ENTRIES SUPPLIED:
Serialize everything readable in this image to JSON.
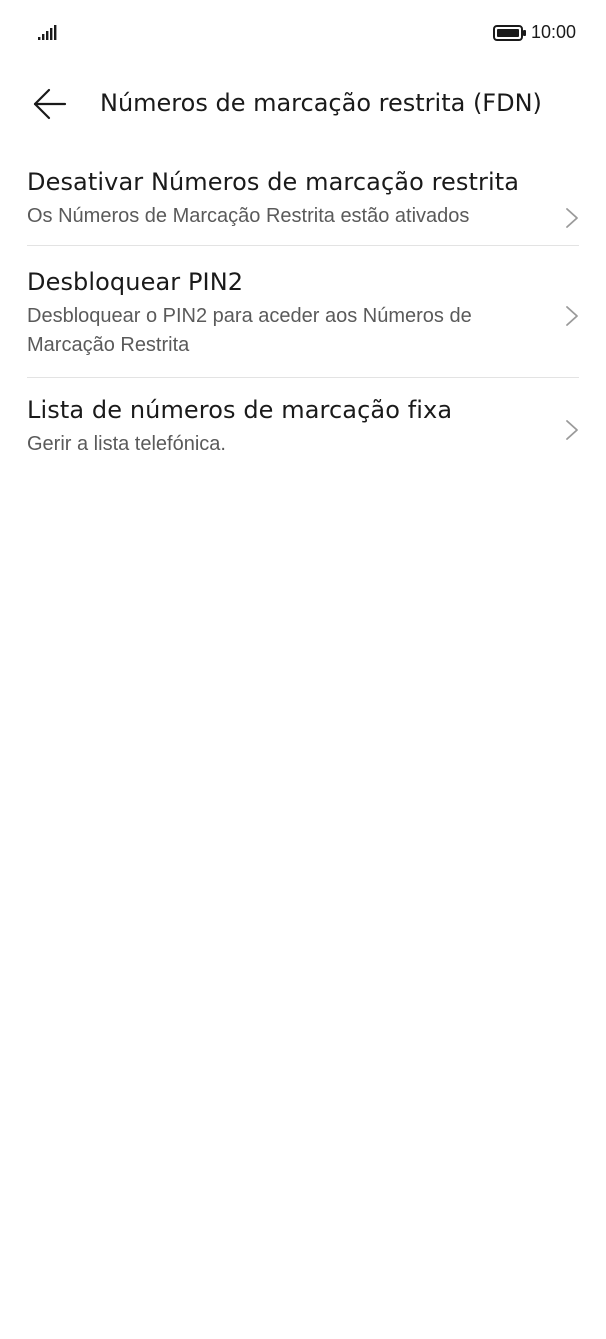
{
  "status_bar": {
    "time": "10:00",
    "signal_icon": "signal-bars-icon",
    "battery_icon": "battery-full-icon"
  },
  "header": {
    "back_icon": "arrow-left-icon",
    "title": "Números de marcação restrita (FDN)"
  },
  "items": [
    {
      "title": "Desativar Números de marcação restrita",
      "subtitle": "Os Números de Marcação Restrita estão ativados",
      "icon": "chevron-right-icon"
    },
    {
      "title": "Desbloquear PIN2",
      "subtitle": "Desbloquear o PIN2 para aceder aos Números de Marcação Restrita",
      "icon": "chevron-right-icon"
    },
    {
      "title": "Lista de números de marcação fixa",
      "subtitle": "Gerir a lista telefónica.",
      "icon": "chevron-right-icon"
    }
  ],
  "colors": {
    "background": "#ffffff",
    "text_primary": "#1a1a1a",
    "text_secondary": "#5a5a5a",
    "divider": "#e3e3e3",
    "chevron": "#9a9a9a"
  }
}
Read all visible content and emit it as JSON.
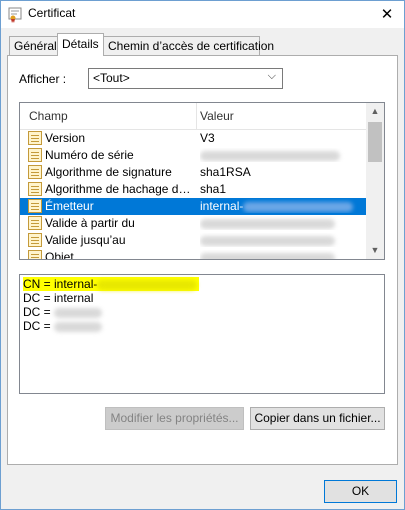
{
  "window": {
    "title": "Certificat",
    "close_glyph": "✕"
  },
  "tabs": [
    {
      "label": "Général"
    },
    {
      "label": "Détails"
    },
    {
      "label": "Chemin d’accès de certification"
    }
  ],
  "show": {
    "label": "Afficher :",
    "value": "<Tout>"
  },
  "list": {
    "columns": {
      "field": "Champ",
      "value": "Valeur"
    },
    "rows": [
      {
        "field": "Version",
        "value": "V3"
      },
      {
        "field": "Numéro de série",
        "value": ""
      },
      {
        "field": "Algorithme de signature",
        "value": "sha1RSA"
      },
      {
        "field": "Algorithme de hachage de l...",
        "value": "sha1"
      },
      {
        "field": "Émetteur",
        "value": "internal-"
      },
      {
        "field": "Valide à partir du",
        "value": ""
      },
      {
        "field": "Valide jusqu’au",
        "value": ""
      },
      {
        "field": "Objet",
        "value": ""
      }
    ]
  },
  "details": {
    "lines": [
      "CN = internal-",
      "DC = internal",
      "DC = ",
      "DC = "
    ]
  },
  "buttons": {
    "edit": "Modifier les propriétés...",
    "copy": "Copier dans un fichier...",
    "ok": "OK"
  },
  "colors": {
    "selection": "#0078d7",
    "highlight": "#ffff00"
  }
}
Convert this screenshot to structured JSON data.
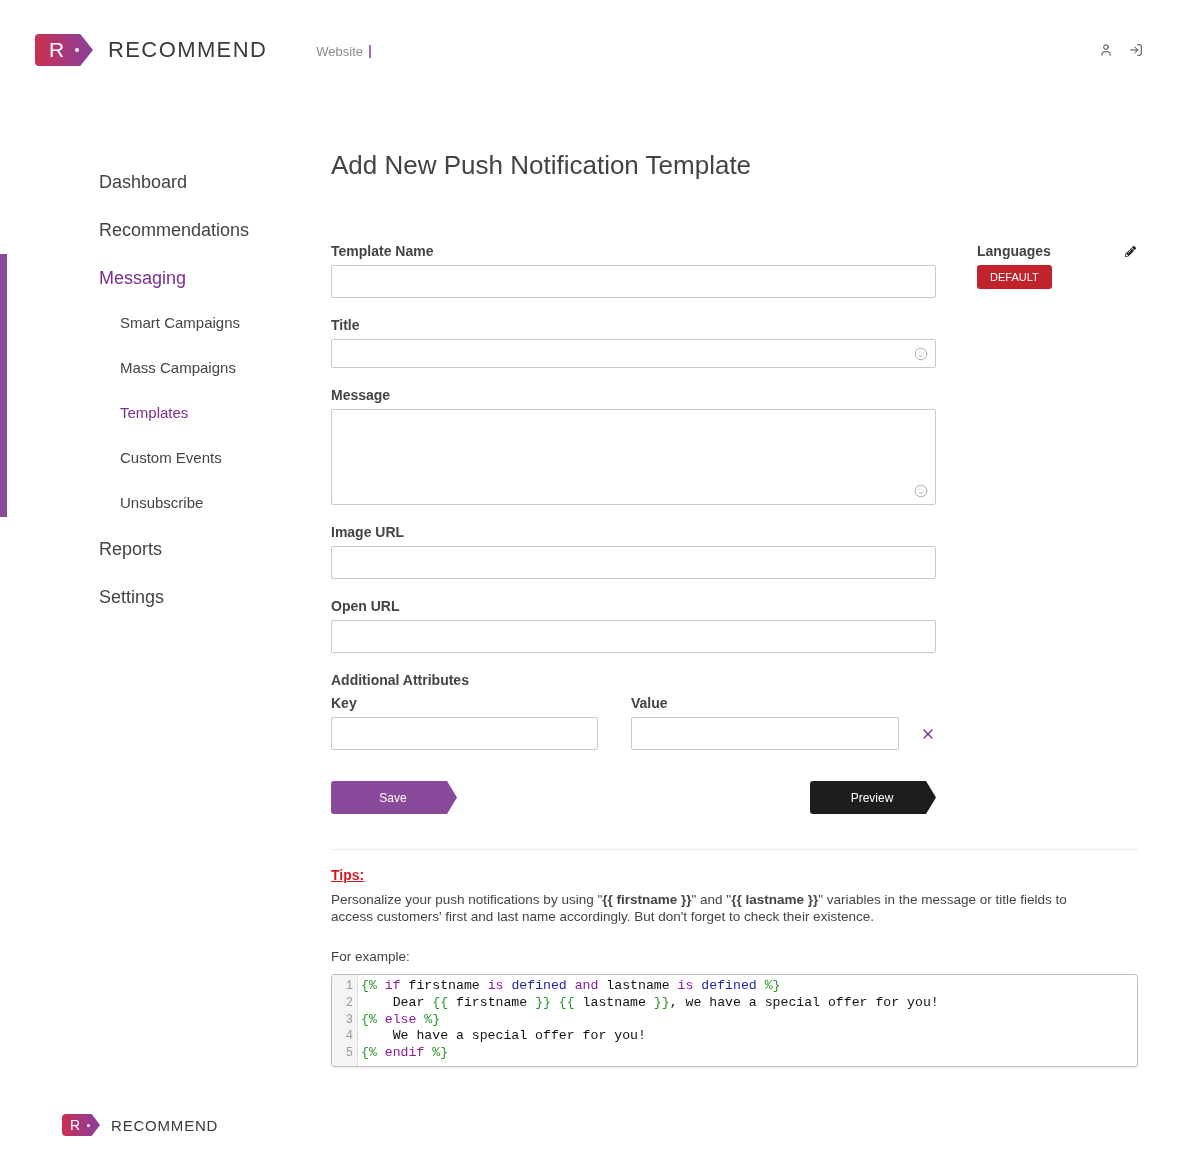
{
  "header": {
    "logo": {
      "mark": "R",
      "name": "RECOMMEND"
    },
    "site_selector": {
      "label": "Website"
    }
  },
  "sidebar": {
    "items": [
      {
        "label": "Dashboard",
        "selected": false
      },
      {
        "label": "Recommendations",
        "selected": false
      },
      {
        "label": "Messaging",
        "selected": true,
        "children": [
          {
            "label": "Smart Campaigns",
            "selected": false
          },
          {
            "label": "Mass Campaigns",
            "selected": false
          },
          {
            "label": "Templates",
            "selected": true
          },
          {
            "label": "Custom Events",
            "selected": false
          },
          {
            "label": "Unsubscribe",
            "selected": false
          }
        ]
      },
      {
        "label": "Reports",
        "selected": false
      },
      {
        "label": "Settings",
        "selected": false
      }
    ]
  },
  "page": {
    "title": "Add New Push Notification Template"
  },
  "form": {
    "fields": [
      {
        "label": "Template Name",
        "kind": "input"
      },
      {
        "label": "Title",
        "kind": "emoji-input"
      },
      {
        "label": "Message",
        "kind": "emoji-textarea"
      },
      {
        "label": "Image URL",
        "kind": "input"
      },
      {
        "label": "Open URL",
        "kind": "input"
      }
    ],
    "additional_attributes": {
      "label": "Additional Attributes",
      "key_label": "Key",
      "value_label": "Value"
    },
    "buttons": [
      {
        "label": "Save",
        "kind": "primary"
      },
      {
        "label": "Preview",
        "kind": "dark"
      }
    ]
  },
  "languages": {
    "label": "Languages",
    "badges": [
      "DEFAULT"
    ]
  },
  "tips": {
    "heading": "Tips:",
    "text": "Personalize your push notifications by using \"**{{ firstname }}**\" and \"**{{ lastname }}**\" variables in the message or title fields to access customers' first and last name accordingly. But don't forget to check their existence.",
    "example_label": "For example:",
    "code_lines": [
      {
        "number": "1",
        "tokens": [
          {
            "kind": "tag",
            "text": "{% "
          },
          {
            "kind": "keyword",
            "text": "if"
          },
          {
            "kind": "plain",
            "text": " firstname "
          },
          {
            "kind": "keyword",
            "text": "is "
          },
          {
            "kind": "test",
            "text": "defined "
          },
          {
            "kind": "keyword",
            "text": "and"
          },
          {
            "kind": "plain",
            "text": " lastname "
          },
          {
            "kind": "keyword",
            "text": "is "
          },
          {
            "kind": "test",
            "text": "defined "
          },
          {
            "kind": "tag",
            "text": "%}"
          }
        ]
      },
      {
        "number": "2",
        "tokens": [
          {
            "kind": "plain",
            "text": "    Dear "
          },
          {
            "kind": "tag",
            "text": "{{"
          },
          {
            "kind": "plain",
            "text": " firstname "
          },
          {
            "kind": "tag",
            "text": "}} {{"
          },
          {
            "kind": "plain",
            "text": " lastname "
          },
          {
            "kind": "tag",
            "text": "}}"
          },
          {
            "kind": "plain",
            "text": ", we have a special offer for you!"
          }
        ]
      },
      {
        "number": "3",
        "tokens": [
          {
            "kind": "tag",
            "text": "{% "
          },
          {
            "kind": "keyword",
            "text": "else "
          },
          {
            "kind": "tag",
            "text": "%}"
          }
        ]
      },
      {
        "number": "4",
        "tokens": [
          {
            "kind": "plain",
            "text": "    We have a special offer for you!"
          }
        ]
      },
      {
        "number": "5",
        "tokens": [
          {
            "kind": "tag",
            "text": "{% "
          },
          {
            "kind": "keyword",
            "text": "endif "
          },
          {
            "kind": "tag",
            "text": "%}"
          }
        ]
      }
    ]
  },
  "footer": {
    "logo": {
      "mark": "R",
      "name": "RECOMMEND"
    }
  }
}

* * *

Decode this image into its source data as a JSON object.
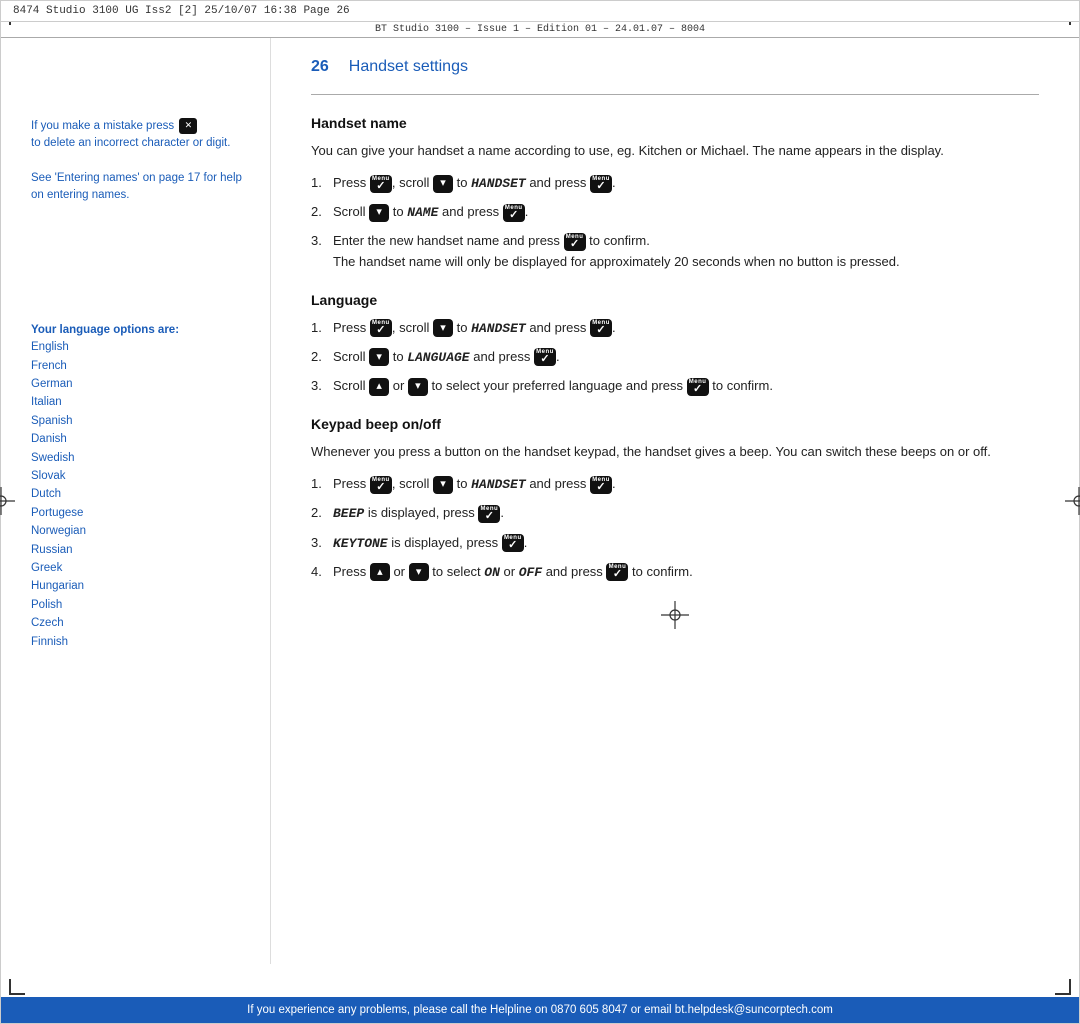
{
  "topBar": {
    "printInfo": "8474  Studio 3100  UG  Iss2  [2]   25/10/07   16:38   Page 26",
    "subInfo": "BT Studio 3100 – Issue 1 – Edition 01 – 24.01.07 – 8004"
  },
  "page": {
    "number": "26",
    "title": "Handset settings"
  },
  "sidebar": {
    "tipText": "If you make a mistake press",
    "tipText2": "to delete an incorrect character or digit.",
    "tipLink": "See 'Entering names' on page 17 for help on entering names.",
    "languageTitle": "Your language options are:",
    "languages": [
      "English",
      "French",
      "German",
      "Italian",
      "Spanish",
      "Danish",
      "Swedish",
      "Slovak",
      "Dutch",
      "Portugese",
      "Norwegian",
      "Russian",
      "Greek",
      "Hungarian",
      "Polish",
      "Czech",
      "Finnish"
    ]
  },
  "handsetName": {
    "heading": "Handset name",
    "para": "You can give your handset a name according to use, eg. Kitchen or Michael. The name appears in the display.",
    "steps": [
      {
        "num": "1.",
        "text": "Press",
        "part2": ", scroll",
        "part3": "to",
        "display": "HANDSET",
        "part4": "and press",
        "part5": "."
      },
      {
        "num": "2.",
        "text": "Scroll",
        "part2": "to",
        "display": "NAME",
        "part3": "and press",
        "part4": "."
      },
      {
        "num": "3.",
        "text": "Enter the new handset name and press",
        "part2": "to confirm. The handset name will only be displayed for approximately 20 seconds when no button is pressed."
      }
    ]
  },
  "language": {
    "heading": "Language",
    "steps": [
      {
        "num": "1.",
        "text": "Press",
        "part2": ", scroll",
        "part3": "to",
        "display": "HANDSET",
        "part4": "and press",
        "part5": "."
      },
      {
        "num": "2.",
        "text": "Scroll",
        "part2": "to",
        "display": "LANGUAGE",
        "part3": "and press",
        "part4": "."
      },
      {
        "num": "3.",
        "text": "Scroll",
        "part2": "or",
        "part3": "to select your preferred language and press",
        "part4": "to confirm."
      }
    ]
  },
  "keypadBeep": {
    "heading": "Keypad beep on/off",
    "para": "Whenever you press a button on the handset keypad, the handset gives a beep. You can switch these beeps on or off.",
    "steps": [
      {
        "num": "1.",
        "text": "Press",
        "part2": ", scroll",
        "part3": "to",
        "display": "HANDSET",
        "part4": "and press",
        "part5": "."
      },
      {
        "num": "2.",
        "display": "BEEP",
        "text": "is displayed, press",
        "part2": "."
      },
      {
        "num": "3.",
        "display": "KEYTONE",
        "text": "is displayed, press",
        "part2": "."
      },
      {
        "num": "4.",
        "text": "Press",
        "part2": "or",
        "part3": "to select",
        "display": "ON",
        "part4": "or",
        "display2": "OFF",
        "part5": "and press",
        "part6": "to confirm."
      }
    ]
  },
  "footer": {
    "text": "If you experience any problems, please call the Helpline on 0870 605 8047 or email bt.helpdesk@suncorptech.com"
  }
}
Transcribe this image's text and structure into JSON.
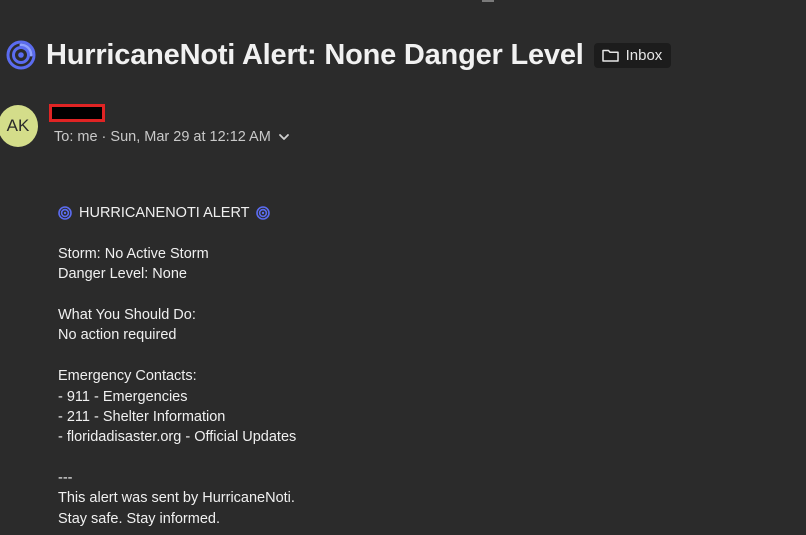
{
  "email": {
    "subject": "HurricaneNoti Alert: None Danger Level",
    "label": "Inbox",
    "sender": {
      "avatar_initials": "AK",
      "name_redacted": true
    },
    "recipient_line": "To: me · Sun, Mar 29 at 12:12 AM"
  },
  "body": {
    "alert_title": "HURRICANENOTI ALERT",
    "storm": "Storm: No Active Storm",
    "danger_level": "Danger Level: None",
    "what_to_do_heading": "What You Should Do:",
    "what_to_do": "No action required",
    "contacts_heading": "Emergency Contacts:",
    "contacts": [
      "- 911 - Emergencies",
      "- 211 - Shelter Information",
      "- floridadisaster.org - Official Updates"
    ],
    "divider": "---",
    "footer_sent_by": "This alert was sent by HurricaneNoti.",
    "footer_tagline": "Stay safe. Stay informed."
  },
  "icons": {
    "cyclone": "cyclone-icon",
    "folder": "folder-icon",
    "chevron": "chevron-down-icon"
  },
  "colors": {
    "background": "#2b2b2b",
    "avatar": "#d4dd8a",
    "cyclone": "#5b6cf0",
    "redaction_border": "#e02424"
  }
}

WHAT YOU WILL DO:
Lines containing the string "JSON" are to be selected and copied.

SOLUTION BELOW:
Serialize everything readable in this image to JSON.
Read all visible content and emit it as JSON.
Convert this screenshot to structured JSON data.
Decode this image into its source data as a JSON object.
Transcribe this image's text and structure into JSON.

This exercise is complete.